* **WORK TO COMPLETE**
Lift out all lines below that contain "prior".

---*---

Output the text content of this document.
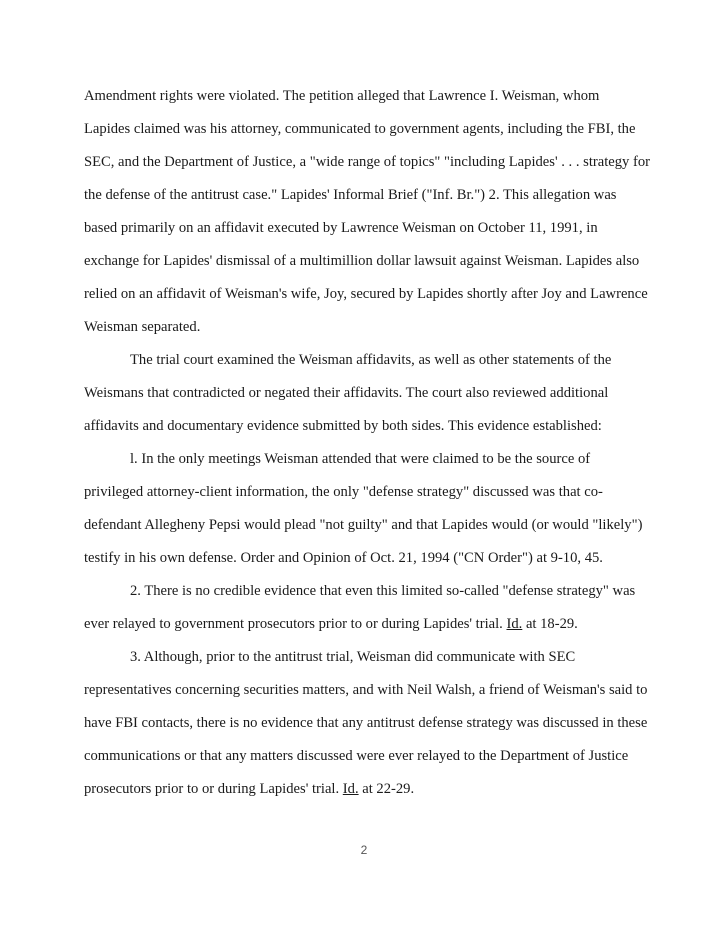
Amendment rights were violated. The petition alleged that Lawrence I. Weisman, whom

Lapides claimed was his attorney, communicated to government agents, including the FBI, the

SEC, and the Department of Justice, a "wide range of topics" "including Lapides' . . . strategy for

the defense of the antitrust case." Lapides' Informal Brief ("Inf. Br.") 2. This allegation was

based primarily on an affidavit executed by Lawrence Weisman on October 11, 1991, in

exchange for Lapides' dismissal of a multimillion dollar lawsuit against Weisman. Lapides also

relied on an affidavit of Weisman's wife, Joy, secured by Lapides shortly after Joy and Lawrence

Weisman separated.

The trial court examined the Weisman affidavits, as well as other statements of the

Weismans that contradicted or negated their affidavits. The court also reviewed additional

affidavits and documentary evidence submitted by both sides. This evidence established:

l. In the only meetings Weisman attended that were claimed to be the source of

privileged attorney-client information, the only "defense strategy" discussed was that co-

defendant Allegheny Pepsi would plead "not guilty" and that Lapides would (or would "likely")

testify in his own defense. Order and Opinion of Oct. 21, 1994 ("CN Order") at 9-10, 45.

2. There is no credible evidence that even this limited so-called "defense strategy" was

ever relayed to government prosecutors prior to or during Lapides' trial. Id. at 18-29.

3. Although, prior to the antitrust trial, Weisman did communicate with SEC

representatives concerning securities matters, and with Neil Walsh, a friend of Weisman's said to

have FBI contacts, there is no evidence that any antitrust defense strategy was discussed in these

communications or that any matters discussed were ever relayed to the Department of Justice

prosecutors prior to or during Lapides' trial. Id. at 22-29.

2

---*---

* **RESPONSE TO THIS EXERCISE**
ever relayed to government prosecutors prior to or during Lapides' trial. Id. at 18-29.
3. Although, prior to the antitrust trial, Weisman did communicate with SEC
prosecutors prior to or during Lapides' trial. Id. at 22-29.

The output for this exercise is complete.